■ Problem to solve
Of all the lines in the material, how many include the word "JSON"? Give only the number.

§

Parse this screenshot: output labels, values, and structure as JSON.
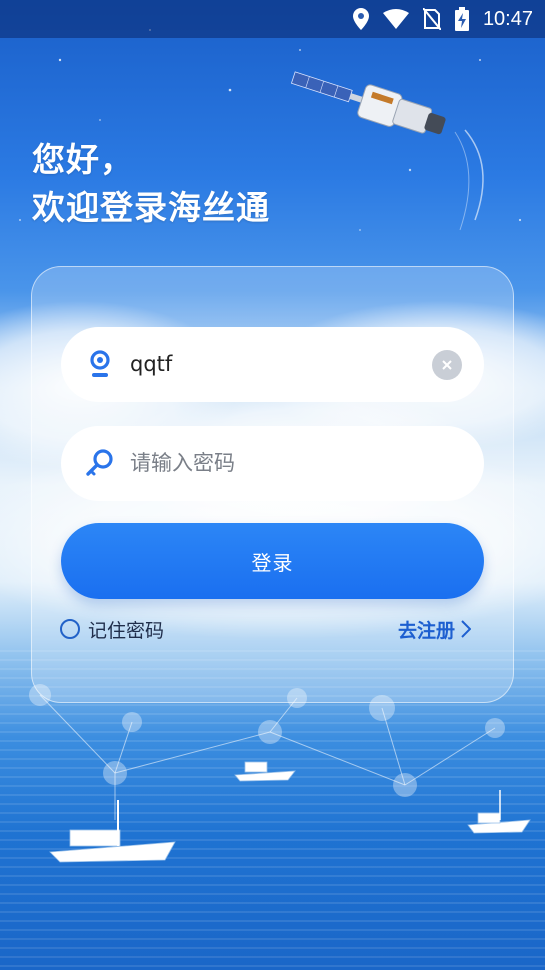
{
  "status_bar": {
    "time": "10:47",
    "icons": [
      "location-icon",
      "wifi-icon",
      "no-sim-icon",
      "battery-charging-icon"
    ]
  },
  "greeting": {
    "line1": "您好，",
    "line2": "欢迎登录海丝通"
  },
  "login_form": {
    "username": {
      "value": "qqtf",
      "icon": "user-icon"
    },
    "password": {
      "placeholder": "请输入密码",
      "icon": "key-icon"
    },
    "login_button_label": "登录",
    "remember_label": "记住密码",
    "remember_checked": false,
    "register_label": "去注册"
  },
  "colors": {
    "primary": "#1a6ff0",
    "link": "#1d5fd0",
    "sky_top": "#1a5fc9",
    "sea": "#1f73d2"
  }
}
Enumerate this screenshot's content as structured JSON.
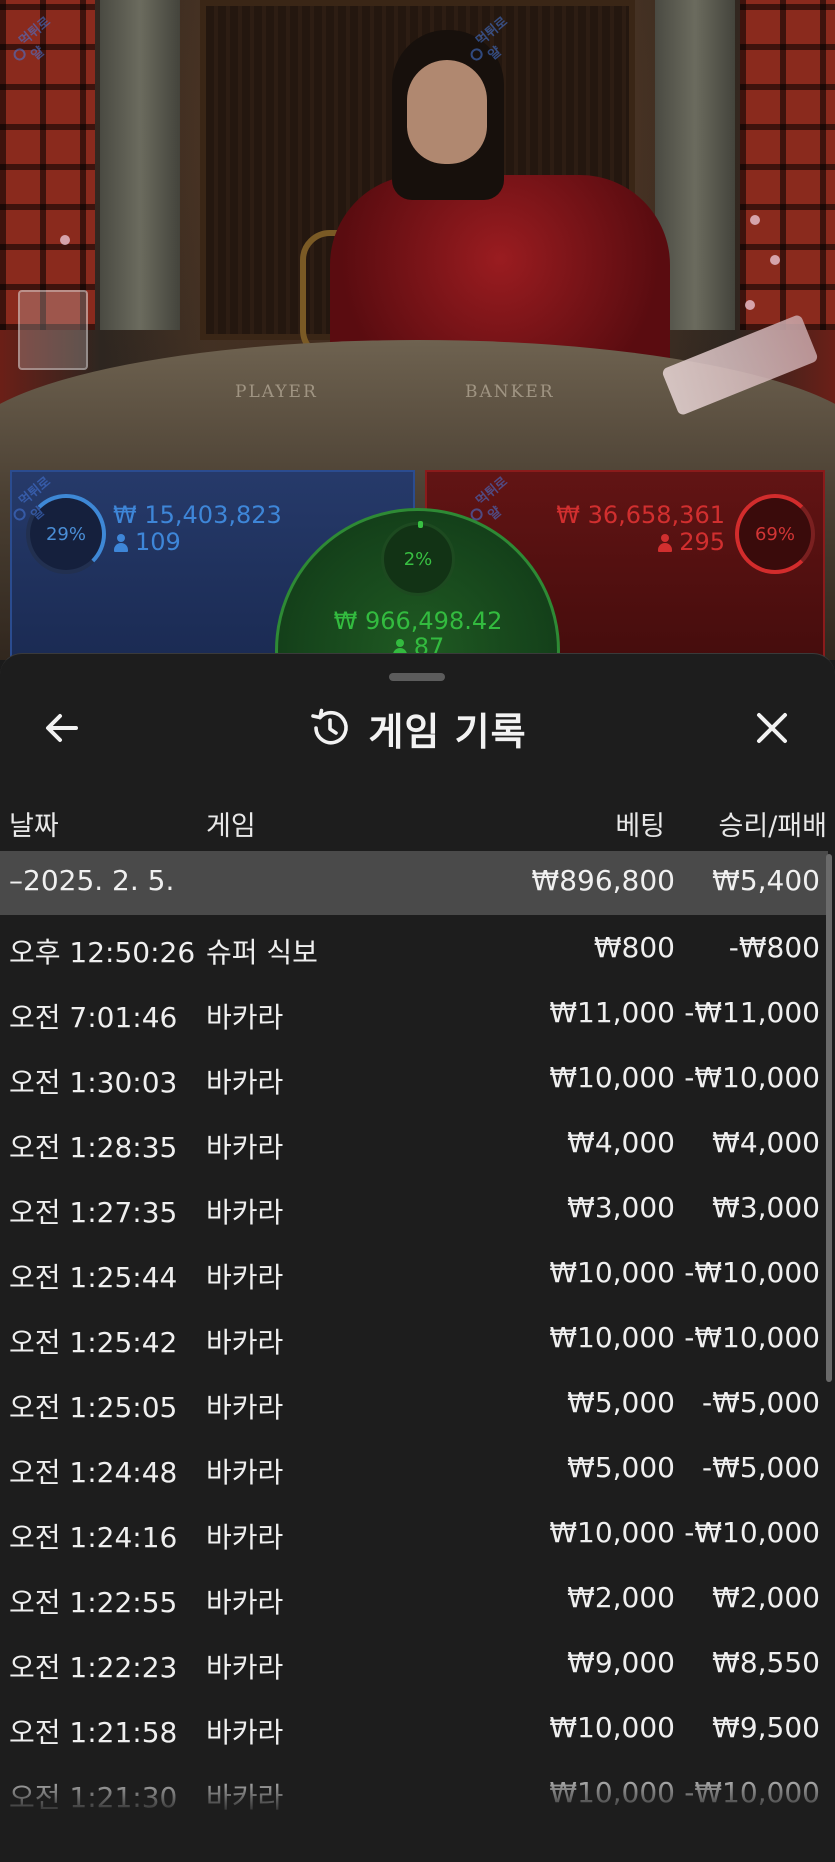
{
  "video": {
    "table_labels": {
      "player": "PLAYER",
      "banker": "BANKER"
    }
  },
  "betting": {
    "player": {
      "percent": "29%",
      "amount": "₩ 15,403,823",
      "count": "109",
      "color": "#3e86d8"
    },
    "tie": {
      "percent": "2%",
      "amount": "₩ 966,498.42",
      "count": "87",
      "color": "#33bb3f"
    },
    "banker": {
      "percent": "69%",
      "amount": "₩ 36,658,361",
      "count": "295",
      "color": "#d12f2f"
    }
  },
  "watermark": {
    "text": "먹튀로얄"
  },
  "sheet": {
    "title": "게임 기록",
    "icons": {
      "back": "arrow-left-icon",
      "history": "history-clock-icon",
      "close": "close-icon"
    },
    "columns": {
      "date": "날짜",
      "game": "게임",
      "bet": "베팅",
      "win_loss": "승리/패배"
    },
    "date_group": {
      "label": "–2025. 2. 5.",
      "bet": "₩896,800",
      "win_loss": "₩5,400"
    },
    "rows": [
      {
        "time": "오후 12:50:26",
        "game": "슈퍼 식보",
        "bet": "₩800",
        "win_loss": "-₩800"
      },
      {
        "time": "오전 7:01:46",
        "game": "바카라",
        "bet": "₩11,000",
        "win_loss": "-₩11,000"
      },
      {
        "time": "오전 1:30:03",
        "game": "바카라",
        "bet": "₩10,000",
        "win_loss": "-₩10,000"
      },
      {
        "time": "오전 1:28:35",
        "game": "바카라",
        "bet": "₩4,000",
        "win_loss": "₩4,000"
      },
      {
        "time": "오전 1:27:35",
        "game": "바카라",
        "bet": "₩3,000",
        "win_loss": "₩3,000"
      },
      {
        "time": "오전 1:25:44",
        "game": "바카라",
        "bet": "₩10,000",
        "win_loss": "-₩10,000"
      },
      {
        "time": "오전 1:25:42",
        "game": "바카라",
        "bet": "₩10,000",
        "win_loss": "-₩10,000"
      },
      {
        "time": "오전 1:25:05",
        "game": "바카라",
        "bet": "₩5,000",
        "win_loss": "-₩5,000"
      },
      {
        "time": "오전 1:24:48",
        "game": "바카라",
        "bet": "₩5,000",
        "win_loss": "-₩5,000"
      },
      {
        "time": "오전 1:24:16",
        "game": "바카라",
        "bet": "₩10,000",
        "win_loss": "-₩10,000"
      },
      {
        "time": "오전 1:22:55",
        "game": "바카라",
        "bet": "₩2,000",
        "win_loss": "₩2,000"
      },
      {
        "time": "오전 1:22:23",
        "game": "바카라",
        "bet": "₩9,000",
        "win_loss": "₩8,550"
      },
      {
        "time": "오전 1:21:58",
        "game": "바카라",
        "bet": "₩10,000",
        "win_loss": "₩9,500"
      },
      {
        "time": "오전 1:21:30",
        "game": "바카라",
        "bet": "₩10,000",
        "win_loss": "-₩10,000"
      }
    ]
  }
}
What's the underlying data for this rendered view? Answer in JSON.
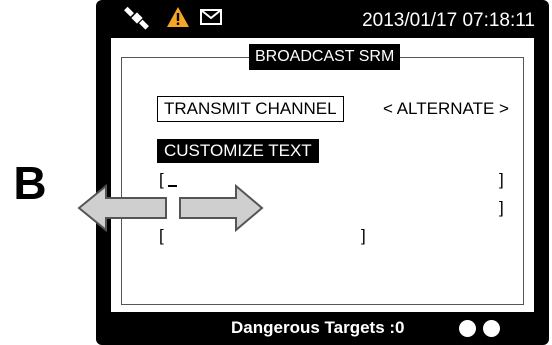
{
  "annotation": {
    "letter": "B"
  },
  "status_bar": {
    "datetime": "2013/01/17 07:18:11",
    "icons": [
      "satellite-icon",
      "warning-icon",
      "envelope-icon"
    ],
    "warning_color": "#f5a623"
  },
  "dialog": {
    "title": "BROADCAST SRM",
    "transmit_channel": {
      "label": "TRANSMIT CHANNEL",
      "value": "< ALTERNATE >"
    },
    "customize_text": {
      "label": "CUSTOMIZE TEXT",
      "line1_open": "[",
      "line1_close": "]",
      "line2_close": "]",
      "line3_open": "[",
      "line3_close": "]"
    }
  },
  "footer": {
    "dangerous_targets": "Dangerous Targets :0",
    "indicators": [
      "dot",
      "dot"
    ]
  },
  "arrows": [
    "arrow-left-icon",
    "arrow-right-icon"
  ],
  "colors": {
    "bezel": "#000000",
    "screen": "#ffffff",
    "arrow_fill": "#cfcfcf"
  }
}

§

■ Written reply
3